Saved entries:
━━━━━━
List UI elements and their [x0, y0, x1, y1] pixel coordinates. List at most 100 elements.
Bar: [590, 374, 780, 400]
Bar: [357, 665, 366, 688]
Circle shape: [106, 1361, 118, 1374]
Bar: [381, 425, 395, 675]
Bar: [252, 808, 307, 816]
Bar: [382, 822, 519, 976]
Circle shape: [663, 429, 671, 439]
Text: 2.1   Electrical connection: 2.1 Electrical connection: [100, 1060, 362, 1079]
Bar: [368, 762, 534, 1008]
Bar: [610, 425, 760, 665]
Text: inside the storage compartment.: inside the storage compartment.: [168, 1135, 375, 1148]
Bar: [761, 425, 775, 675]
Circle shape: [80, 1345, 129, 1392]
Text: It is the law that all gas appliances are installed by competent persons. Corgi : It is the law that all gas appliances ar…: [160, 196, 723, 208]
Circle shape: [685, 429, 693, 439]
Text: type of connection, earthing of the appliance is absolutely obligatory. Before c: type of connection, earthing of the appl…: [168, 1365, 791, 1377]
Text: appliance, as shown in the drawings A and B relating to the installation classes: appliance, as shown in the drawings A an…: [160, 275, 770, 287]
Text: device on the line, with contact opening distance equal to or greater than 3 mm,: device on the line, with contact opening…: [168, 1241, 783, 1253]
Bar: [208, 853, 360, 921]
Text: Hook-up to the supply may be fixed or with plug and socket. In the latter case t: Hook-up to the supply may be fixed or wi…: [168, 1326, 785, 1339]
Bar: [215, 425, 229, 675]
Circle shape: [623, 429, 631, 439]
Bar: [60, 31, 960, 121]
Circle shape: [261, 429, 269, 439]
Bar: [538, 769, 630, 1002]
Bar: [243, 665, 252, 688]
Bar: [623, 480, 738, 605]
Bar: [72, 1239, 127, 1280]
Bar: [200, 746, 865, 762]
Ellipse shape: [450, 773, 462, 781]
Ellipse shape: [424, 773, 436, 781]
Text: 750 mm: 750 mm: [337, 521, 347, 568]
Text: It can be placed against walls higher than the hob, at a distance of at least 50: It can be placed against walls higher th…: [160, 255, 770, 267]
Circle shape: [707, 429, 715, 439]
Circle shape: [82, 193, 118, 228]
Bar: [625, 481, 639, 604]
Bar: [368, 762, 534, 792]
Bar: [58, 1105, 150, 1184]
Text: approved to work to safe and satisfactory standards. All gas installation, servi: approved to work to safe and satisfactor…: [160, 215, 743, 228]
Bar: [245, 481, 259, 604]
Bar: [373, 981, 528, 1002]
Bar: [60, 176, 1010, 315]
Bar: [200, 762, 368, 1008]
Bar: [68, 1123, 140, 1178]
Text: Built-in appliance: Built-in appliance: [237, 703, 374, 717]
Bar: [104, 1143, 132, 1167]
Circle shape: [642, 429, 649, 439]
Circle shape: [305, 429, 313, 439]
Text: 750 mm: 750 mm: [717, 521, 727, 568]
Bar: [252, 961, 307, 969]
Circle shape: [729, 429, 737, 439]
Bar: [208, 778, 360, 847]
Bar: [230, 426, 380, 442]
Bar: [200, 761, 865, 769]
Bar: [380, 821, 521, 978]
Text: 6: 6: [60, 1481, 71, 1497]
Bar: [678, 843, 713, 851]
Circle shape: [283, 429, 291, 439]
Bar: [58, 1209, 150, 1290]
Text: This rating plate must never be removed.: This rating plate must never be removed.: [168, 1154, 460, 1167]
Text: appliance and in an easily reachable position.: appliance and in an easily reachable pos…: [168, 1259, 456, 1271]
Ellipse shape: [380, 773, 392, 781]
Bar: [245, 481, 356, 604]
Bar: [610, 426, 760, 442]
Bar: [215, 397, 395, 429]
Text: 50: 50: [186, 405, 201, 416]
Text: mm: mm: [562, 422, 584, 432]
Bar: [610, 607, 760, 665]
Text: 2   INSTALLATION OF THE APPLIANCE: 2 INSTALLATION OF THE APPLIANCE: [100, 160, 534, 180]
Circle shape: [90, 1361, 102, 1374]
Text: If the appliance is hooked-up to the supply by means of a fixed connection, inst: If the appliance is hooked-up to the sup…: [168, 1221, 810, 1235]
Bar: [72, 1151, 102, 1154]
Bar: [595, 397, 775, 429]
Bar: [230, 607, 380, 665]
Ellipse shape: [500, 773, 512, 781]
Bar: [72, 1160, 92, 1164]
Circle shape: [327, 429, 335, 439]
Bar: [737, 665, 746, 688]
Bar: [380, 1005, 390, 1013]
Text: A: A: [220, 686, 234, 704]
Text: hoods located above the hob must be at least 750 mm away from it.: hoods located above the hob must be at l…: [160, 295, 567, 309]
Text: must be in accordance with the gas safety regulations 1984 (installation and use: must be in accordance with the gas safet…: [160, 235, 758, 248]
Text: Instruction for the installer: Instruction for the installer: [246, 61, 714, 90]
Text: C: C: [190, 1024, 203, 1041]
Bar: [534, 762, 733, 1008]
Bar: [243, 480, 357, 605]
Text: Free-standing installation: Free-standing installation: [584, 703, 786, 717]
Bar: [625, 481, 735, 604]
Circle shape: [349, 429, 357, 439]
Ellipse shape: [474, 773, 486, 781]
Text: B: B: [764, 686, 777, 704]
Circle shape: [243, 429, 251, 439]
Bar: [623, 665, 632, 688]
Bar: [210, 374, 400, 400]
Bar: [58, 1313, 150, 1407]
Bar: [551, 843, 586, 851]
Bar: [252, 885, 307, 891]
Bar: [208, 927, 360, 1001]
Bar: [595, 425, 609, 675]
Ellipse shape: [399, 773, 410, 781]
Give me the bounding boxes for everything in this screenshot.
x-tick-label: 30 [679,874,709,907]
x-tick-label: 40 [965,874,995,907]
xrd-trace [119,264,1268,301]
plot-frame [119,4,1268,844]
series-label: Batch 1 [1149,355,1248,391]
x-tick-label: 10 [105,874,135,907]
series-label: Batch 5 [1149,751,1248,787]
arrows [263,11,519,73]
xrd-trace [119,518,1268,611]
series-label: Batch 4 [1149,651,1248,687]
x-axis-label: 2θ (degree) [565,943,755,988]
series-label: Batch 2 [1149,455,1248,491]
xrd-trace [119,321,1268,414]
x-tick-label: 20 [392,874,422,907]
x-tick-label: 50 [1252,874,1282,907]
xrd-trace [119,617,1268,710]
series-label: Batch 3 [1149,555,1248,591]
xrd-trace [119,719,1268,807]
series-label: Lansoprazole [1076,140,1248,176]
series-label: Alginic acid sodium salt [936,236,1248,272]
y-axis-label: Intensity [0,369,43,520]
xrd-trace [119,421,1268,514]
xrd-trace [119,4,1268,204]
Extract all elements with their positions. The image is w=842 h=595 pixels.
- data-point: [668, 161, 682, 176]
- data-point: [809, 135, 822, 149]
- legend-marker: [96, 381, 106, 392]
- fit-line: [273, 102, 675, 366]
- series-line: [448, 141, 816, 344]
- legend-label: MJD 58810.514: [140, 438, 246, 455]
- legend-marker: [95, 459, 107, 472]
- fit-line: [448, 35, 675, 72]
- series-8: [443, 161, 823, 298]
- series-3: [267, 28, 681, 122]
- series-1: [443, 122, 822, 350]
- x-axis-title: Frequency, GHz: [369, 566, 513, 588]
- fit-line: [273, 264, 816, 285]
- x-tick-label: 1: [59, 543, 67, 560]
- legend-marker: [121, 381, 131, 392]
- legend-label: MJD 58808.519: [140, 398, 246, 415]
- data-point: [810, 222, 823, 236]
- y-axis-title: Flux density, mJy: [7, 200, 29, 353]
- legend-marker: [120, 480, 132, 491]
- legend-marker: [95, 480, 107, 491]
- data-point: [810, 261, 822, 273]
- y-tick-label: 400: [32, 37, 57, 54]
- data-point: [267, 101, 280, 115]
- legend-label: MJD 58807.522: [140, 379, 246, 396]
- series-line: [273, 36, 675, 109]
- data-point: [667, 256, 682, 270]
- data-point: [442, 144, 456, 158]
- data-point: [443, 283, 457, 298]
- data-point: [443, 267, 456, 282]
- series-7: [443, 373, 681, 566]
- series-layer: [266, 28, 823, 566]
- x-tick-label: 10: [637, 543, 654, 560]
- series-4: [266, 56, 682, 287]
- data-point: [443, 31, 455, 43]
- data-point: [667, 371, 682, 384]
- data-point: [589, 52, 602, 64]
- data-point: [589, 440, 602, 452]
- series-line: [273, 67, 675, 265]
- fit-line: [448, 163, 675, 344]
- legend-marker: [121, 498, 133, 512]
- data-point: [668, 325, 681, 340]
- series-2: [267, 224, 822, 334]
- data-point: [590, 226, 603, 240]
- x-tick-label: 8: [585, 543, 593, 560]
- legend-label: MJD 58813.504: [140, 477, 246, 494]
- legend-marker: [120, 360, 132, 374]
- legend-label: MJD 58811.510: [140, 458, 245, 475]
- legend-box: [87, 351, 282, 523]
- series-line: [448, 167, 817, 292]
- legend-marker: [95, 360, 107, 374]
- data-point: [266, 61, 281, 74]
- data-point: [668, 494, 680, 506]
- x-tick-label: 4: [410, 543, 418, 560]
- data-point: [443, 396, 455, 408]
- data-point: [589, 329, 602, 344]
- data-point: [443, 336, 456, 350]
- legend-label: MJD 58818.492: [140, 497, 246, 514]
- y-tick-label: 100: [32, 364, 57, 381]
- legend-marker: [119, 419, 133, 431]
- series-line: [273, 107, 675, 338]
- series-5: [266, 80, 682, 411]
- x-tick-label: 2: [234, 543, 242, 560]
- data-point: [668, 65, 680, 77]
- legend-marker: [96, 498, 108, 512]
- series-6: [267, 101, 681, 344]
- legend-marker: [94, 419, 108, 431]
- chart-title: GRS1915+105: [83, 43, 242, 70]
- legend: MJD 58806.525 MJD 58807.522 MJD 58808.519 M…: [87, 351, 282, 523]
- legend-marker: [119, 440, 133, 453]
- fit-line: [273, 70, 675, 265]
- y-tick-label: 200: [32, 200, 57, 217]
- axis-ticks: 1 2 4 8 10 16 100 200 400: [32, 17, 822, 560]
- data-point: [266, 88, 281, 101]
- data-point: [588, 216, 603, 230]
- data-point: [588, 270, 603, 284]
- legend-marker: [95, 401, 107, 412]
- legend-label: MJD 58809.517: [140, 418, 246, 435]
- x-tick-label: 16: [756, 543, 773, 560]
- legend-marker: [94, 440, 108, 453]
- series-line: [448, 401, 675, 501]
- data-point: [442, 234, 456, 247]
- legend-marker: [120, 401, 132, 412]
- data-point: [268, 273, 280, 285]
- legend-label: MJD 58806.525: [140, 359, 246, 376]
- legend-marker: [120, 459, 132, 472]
━━━━━━
What this task involves:
Take the listing from its first line up to and including the line with "Bar: [252, 808, 307, 816]", and write those lines out again with "Circle shape" switched to "Round shape" and everything else left unchanged.

Response to the task:
List UI elements and their [x0, y0, x1, y1] pixel coordinates. List at most 100 elements.
Bar: [590, 374, 780, 400]
Bar: [357, 665, 366, 688]
Round shape: [106, 1361, 118, 1374]
Bar: [381, 425, 395, 675]
Bar: [252, 808, 307, 816]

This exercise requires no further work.